> _Task to carry out_: Retype all of the data exactly as given.

━━ Supplied material

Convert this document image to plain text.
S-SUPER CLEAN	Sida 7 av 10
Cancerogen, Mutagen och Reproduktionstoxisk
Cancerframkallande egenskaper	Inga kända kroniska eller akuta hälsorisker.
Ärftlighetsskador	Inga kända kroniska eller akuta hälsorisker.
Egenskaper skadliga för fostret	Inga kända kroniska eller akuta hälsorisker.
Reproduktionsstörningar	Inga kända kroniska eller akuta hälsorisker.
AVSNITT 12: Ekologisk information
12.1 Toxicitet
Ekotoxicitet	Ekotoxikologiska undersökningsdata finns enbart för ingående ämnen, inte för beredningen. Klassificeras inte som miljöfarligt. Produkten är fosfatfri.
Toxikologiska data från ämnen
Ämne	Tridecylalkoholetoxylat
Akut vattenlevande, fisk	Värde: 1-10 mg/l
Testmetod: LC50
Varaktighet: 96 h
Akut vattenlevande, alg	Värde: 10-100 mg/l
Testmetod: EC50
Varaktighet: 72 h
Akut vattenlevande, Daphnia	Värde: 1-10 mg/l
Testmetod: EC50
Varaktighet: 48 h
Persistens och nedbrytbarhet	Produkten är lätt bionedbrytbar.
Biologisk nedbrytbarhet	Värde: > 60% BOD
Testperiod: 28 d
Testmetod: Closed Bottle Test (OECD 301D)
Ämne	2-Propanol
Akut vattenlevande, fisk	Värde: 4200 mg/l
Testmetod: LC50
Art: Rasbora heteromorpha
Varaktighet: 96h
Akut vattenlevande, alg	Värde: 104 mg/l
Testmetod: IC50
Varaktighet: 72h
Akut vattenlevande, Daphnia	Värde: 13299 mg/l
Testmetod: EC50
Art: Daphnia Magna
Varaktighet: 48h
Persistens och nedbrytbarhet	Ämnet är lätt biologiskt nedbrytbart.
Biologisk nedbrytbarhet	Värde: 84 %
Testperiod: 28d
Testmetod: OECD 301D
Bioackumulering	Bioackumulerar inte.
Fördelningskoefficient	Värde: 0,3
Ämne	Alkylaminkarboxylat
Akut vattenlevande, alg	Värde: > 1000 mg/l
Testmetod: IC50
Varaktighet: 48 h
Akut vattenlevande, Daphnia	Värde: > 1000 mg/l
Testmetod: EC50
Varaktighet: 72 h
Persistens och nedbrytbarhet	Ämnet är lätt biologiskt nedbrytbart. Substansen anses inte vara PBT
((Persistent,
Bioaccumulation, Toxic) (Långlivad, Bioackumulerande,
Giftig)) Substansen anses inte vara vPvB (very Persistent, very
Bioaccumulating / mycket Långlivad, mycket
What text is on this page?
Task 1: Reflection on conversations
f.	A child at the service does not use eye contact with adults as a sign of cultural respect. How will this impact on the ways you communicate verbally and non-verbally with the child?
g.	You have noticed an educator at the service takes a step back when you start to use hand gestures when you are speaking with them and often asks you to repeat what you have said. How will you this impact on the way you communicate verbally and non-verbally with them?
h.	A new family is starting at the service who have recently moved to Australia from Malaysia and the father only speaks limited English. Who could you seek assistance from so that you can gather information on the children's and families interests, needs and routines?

━━━━

> _Solution below_:
Convert this document image to plain text.
S-SUPER CLEAN	Sida 7 av 10
Cancerogen, Mutagen och Reproduktionstoxisk
Cancerframkallande egenskaper	Inga kända kroniska eller akuta hälsorisker.
Ärftlighetsskador	Inga kända kroniska eller akuta hälsorisker.
Egenskaper skadliga för fostret	Inga kända kroniska eller akuta hälsorisker.
Reproduktionsstörningar	Inga kända kroniska eller akuta hälsorisker.
AVSNITT 12: Ekologisk information
12.1 Toxicitet
Ekotoxicitet	Ekotoxikologiska undersökningsdata finns enbart för ingående ämnen, inte för beredningen. Klassificeras inte som miljöfarligt. Produkten är fosfatfri.
Toxikologiska data från ämnen
Ämne	Tridecylalkoholetoxylat
Akut vattenlevande, fisk	Värde: 1-10 mg/l
Testmetod: LC50
Varaktighet: 96 h
Akut vattenlevande, alg	Värde: 10-100 mg/l
Testmetod: EC50
Varaktighet: 72 h
Akut vattenlevande, Daphnia	Värde: 1-10 mg/l
Testmetod: EC50
Varaktighet: 48 h
Persistens och nedbrytbarhet	Produkten är lätt bionedbrytbar.
Biologisk nedbrytbarhet	Värde: > 60% BOD
Testperiod: 28 d
Testmetod: Closed Bottle Test (OECD 301D)
Ämne	2-Propanol
Akut vattenlevande, fisk	Värde: 4200 mg/l
Testmetod: LC50
Art: Rasbora heteromorpha
Varaktighet: 96h
Akut vattenlevande, alg	Värde: 104 mg/l
Testmetod: IC50
Varaktighet: 72h
Akut vattenlevande, Daphnia	Värde: 13299 mg/l
Testmetod: EC50
Art: Daphnia Magna
Varaktighet: 48h
Persistens och nedbrytbarhet	Ämnet är lätt biologiskt nedbrytbart.
Biologisk nedbrytbarhet	Värde: 84 %
Testperiod: 28d
Testmetod: OECD 301D
Bioackumulering	Bioackumulerar inte.
Fördelningskoefficient	Värde: 0,3
Ämne	Alkylaminkarboxylat
Akut vattenlevande, alg	Värde: > 1000 mg/l
Testmetod: IC50
Varaktighet: 48 h
Akut vattenlevande, Daphnia	Värde: > 1000 mg/l
Testmetod: EC50
Varaktighet: 72 h
Persistens och nedbrytbarhet	Ämnet är lätt biologiskt nedbrytbart. Substansen anses inte vara PBT
((Persistent,
Bioaccumulation, Toxic) (Långlivad, Bioackumulerande,
Giftig)) Substansen anses inte vara vPvB (very Persistent, very
Bioaccumulating / mycket Långlivad, mycket
What text is on this page?
Task 1: Reflection on conversations
f.	A child at the service does not use eye contact with adults as a sign of cultural respect. How will this impact on the ways you communicate verbally and non-verbally with the child?
g.	You have noticed an educator at the service takes a step back when you start to use hand gestures when you are speaking with them and often asks you to repeat what you have said. How will you this impact on the way you communicate verbally and non-verbally with them?
h.	A new family is starting at the service who have recently moved to Australia from Malaysia and the father only speaks limited English. Who could you seek assistance from so that you can gather information on the children's and families interests, needs and routines?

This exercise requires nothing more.